##### Task input

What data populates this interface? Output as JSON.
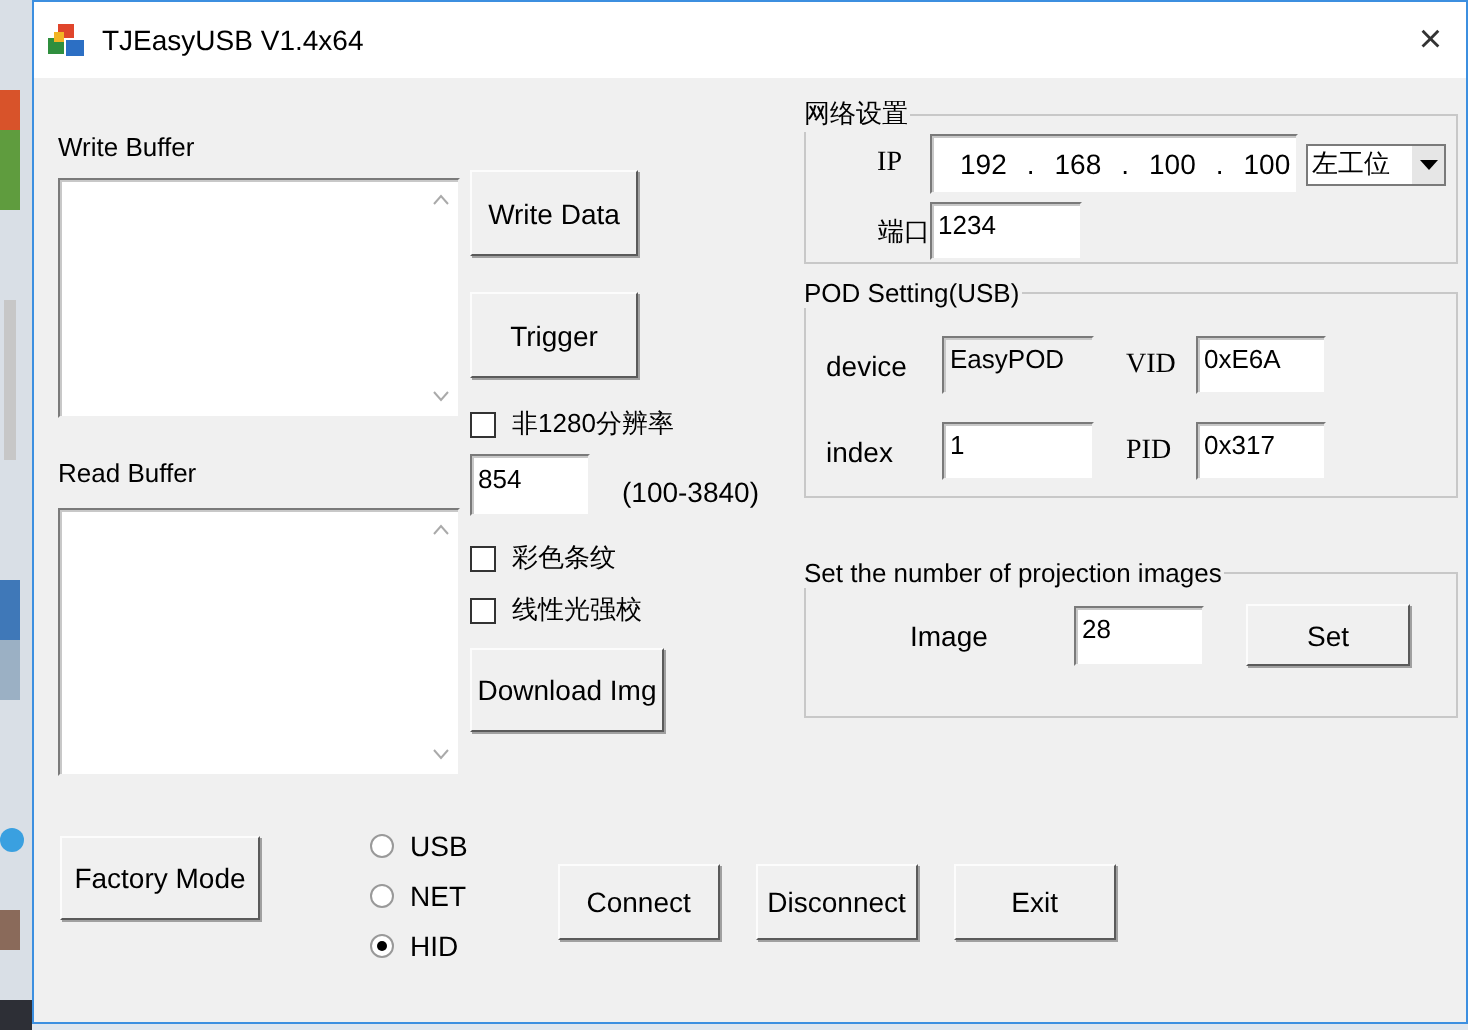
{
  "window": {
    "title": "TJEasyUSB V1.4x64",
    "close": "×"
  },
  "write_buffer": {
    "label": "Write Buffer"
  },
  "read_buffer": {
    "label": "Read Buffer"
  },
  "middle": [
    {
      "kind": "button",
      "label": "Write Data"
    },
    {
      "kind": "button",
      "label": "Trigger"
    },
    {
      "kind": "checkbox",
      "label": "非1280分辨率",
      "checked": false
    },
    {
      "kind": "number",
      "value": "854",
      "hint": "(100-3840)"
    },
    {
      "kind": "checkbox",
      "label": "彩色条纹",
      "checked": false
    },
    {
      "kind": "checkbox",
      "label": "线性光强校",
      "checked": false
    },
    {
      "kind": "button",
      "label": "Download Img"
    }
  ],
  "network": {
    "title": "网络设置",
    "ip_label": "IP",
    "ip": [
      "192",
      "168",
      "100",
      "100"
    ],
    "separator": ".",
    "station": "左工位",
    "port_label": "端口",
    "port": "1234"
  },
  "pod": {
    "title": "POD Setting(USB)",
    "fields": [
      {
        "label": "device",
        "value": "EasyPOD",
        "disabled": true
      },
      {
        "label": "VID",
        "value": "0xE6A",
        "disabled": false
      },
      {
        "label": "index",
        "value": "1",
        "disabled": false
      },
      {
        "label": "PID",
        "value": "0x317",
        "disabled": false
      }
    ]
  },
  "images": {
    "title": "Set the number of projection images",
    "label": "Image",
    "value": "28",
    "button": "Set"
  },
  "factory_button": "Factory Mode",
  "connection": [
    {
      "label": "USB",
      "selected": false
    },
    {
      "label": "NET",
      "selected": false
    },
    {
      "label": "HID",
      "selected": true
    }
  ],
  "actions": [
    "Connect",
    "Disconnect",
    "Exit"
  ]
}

##########

Exercise requirements:
Return each full line of the entries that contains the word "number".

Answer to the problem:
      "kind": "number",
    "title": "Set the number of projection images",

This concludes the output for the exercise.